[Records from a data collection]
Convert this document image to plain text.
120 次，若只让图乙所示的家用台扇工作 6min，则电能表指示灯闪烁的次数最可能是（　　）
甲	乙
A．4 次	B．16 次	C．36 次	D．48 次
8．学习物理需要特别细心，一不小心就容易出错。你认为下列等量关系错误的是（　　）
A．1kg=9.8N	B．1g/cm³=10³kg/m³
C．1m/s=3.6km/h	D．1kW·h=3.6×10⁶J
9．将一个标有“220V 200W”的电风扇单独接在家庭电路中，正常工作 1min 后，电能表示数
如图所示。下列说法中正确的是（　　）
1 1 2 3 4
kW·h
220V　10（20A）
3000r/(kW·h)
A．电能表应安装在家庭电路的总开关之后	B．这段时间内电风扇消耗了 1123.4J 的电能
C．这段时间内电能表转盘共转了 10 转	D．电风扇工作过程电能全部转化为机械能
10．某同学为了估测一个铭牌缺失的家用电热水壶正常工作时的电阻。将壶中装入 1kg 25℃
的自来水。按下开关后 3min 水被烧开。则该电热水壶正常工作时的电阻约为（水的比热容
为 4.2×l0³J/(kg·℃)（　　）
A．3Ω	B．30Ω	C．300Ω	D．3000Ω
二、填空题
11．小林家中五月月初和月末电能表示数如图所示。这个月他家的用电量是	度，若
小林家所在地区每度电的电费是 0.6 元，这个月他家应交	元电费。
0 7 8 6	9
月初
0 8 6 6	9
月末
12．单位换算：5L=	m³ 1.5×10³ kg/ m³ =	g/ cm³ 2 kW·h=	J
==
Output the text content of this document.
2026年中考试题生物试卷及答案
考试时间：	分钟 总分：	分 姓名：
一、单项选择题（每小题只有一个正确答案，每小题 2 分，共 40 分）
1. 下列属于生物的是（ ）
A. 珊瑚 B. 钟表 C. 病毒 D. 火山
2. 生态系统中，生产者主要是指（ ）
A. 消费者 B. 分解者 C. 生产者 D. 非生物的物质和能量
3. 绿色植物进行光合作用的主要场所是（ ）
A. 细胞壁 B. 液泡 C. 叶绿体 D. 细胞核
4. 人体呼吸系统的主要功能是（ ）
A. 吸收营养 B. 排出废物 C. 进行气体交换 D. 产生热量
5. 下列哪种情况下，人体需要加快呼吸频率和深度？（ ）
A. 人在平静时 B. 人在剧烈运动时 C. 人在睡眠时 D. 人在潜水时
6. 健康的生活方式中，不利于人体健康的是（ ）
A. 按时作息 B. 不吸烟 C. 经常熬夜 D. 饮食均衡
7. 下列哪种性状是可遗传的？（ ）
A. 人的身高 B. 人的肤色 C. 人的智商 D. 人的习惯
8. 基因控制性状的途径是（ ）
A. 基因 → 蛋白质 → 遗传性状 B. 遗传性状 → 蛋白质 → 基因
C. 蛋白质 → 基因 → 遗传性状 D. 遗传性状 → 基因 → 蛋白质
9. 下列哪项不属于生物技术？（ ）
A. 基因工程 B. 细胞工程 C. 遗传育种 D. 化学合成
--
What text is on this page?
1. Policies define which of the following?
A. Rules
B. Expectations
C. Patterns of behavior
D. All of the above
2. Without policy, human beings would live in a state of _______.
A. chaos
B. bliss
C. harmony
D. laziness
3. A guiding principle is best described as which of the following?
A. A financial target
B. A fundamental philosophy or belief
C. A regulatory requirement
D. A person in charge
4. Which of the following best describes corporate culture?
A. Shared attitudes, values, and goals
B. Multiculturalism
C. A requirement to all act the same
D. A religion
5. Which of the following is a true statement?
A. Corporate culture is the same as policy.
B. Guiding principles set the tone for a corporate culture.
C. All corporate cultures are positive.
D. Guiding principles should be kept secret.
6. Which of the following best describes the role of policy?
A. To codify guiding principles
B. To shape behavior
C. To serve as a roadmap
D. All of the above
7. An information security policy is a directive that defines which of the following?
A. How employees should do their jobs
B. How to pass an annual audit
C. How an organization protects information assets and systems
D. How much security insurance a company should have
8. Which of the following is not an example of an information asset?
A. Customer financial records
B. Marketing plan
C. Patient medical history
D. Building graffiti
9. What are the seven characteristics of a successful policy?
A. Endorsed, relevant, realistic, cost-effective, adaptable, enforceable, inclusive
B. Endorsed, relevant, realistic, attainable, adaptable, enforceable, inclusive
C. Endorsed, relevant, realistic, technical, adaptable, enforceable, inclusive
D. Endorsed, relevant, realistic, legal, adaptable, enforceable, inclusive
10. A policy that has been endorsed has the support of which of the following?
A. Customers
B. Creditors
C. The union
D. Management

Problem statement: Tell how many lines above contain the word "security". Give the number alone.

Correct answer: 2